> [Exercise prompt]
Repeat every record below exactly as it appears.

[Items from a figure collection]

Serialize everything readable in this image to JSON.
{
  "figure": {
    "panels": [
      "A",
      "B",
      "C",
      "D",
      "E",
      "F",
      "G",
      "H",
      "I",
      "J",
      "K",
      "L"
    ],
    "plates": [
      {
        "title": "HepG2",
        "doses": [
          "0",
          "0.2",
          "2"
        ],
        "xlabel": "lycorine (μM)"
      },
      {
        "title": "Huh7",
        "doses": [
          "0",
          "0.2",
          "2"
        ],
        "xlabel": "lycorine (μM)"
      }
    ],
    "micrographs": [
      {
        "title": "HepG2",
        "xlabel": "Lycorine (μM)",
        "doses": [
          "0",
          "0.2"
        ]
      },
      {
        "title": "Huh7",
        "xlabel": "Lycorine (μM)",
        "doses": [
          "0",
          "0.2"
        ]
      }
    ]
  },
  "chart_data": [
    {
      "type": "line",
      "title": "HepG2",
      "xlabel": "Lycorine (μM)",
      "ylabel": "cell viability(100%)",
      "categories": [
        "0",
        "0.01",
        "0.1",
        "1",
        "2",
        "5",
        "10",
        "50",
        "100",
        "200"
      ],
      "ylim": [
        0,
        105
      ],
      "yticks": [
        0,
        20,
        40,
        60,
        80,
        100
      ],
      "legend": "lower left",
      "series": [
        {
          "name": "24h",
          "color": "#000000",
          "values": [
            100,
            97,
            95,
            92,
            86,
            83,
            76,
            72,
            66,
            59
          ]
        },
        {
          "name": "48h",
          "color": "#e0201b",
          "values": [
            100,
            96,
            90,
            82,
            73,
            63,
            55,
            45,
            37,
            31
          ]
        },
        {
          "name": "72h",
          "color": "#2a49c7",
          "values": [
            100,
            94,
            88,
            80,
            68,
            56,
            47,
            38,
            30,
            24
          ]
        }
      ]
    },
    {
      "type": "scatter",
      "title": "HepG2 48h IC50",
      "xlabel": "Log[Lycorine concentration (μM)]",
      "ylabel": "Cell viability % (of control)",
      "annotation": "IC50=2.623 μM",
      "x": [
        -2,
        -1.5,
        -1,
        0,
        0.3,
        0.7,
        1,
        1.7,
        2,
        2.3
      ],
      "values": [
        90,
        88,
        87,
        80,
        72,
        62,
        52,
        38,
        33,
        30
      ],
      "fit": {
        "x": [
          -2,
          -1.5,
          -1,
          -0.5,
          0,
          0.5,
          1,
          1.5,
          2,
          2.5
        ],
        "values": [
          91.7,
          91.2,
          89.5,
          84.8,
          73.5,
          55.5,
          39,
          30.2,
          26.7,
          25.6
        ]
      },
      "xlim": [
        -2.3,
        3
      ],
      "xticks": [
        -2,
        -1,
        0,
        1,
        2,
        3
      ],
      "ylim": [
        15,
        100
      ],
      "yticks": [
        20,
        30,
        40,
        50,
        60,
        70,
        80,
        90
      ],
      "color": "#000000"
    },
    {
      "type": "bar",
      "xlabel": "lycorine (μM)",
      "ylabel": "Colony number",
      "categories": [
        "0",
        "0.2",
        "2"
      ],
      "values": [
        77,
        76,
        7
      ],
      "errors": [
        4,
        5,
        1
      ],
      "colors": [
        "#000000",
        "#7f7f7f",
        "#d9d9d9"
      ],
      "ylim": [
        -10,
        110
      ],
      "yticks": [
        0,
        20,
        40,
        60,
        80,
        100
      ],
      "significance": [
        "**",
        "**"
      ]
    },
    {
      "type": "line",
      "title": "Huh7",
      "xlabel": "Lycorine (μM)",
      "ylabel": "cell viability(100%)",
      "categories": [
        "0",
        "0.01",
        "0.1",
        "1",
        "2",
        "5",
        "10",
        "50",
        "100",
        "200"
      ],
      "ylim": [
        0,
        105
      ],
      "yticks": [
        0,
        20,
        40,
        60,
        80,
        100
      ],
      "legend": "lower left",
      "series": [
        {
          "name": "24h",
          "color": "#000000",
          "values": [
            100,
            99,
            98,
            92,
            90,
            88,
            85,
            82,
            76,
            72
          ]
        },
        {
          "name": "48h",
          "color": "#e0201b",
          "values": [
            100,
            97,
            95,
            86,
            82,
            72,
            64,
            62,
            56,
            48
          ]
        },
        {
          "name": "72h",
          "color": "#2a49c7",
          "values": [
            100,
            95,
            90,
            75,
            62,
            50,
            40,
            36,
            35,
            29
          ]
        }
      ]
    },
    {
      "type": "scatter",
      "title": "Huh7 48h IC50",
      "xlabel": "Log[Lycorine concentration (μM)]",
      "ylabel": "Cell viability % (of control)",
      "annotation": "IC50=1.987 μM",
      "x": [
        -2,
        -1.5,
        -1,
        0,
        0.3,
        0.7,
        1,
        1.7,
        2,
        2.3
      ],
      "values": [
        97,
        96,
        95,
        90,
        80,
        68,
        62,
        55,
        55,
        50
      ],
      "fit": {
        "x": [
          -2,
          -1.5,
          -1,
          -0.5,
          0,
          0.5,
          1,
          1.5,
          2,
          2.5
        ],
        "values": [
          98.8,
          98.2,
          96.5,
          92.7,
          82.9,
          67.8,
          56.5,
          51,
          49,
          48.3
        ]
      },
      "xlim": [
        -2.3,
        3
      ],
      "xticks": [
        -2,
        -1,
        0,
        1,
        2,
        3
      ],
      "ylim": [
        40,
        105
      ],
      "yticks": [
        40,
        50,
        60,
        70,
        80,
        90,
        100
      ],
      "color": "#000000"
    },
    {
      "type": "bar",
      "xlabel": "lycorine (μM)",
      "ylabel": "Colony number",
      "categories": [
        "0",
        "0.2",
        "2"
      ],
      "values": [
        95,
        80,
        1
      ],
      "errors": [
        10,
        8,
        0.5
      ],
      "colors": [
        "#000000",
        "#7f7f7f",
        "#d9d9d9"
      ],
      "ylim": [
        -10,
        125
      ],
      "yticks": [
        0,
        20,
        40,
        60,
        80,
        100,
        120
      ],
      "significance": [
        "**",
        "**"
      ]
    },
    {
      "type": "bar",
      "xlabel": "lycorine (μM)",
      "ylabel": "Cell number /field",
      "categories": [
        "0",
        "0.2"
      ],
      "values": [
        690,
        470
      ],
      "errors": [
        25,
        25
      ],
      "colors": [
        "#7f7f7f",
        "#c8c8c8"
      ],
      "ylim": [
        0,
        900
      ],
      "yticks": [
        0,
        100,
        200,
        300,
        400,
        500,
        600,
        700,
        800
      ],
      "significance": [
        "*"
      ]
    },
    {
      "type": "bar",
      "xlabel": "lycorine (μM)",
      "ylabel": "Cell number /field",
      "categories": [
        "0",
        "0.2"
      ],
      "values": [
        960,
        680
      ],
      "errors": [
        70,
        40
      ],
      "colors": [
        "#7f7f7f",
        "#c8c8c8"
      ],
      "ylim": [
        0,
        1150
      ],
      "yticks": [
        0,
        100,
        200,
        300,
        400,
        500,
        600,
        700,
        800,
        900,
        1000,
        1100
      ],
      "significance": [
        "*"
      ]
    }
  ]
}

> [Expected answer]
Serialize everything readable in this image to JSON.
{
  "figure": {
    "panels": [
      "A",
      "B",
      "C",
      "D",
      "E",
      "F",
      "G",
      "H",
      "I",
      "J",
      "K",
      "L"
    ],
    "plates": [
      {
        "title": "HepG2",
        "doses": [
          "0",
          "0.2",
          "2"
        ],
        "xlabel": "lycorine (μM)"
      },
      {
        "title": "Huh7",
        "doses": [
          "0",
          "0.2",
          "2"
        ],
        "xlabel": "lycorine (μM)"
      }
    ],
    "micrographs": [
      {
        "title": "HepG2",
        "xlabel": "Lycorine (μM)",
        "doses": [
          "0",
          "0.2"
        ]
      },
      {
        "title": "Huh7",
        "xlabel": "Lycorine (μM)",
        "doses": [
          "0",
          "0.2"
        ]
      }
    ]
  },
  "chart_data": [
    {
      "type": "line",
      "title": "HepG2",
      "xlabel": "Lycorine (μM)",
      "ylabel": "cell viability(100%)",
      "categories": [
        "0",
        "0.01",
        "0.1",
        "1",
        "2",
        "5",
        "10",
        "50",
        "100",
        "200"
      ],
      "ylim": [
        0,
        105
      ],
      "yticks": [
        0,
        20,
        40,
        60,
        80,
        100
      ],
      "legend": "lower left",
      "series": [
        {
          "name": "24h",
          "color": "#000000",
          "values": [
            100,
            97,
            95,
            92,
            86,
            83,
            76,
            72,
            66,
            59
          ]
        },
        {
          "name": "48h",
          "color": "#e0201b",
          "values": [
            100,
            96,
            90,
            82,
            73,
            63,
            55,
            45,
            37,
            31
          ]
        },
        {
          "name": "72h",
          "color": "#2a49c7",
          "values": [
            100,
            94,
            88,
            80,
            68,
            56,
            47,
            38,
            30,
            24
          ]
        }
      ]
    },
    {
      "type": "scatter",
      "title": "HepG2 48h IC50",
      "xlabel": "Log[Lycorine concentration (μM)]",
      "ylabel": "Cell viability % (of control)",
      "annotation": "IC50=2.623 μM",
      "x": [
        -2,
        -1.5,
        -1,
        0,
        0.3,
        0.7,
        1,
        1.7,
        2,
        2.3
      ],
      "values": [
        90,
        88,
        87,
        80,
        72,
        62,
        52,
        38,
        33,
        30
      ],
      "fit": {
        "x": [
          -2,
          -1.5,
          -1,
          -0.5,
          0,
          0.5,
          1,
          1.5,
          2,
          2.5
        ],
        "values": [
          91.7,
          91.2,
          89.5,
          84.8,
          73.5,
          55.5,
          39,
          30.2,
          26.7,
          25.6
        ]
      },
      "xlim": [
        -2.3,
        3
      ],
      "xticks": [
        -2,
        -1,
        0,
        1,
        2,
        3
      ],
      "ylim": [
        15,
        100
      ],
      "yticks": [
        20,
        30,
        40,
        50,
        60,
        70,
        80,
        90
      ],
      "color": "#000000"
    },
    {
      "type": "bar",
      "xlabel": "lycorine (μM)",
      "ylabel": "Colony number",
      "categories": [
        "0",
        "0.2",
        "2"
      ],
      "values": [
        77,
        76,
        7
      ],
      "errors": [
        4,
        5,
        1
      ],
      "colors": [
        "#000000",
        "#7f7f7f",
        "#d9d9d9"
      ],
      "ylim": [
        -10,
        110
      ],
      "yticks": [
        0,
        20,
        40,
        60,
        80,
        100
      ],
      "significance": [
        "**",
        "**"
      ]
    },
    {
      "type": "line",
      "title": "Huh7",
      "xlabel": "Lycorine (μM)",
      "ylabel": "cell viability(100%)",
      "categories": [
        "0",
        "0.01",
        "0.1",
        "1",
        "2",
        "5",
        "10",
        "50",
        "100",
        "200"
      ],
      "ylim": [
        0,
        105
      ],
      "yticks": [
        0,
        20,
        40,
        60,
        80,
        100
      ],
      "legend": "lower left",
      "series": [
        {
          "name": "24h",
          "color": "#000000",
          "values": [
            100,
            99,
            98,
            92,
            90,
            88,
            85,
            82,
            76,
            72
          ]
        },
        {
          "name": "48h",
          "color": "#e0201b",
          "values": [
            100,
            97,
            95,
            86,
            82,
            72,
            64,
            62,
            56,
            48
          ]
        },
        {
          "name": "72h",
          "color": "#2a49c7",
          "values": [
            100,
            95,
            90,
            75,
            62,
            50,
            40,
            36,
            35,
            29
          ]
        }
      ]
    },
    {
      "type": "scatter",
      "title": "Huh7 48h IC50",
      "xlabel": "Log[Lycorine concentration (μM)]",
      "ylabel": "Cell viability % (of control)",
      "annotation": "IC50=1.987 μM",
      "x": [
        -2,
        -1.5,
        -1,
        0,
        0.3,
        0.7,
        1,
        1.7,
        2,
        2.3
      ],
      "values": [
        97,
        96,
        95,
        90,
        80,
        68,
        62,
        55,
        55,
        50
      ],
      "fit": {
        "x": [
          -2,
          -1.5,
          -1,
          -0.5,
          0,
          0.5,
          1,
          1.5,
          2,
          2.5
        ],
        "values": [
          98.8,
          98.2,
          96.5,
          92.7,
          82.9,
          67.8,
          56.5,
          51,
          49,
          48.3
        ]
      },
      "xlim": [
        -2.3,
        3
      ],
      "xticks": [
        -2,
        -1,
        0,
        1,
        2,
        3
      ],
      "ylim": [
        40,
        105
      ],
      "yticks": [
        40,
        50,
        60,
        70,
        80,
        90,
        100
      ],
      "color": "#000000"
    },
    {
      "type": "bar",
      "xlabel": "lycorine (μM)",
      "ylabel": "Colony number",
      "categories": [
        "0",
        "0.2",
        "2"
      ],
      "values": [
        95,
        80,
        1
      ],
      "errors": [
        10,
        8,
        0.5
      ],
      "colors": [
        "#000000",
        "#7f7f7f",
        "#d9d9d9"
      ],
      "ylim": [
        -10,
        125
      ],
      "yticks": [
        0,
        20,
        40,
        60,
        80,
        100,
        120
      ],
      "significance": [
        "**",
        "**"
      ]
    },
    {
      "type": "bar",
      "xlabel": "lycorine (μM)",
      "ylabel": "Cell number /field",
      "categories": [
        "0",
        "0.2"
      ],
      "values": [
        690,
        470
      ],
      "errors": [
        25,
        25
      ],
      "colors": [
        "#7f7f7f",
        "#c8c8c8"
      ],
      "ylim": [
        0,
        900
      ],
      "yticks": [
        0,
        100,
        200,
        300,
        400,
        500,
        600,
        700,
        800
      ],
      "significance": [
        "*"
      ]
    },
    {
      "type": "bar",
      "xlabel": "lycorine (μM)",
      "ylabel": "Cell number /field",
      "categories": [
        "0",
        "0.2"
      ],
      "values": [
        960,
        680
      ],
      "errors": [
        70,
        40
      ],
      "colors": [
        "#7f7f7f",
        "#c8c8c8"
      ],
      "ylim": [
        0,
        1150
      ],
      "yticks": [
        0,
        100,
        200,
        300,
        400,
        500,
        600,
        700,
        800,
        900,
        1000,
        1100
      ],
      "significance": [
        "*"
      ]
    }
  ]
}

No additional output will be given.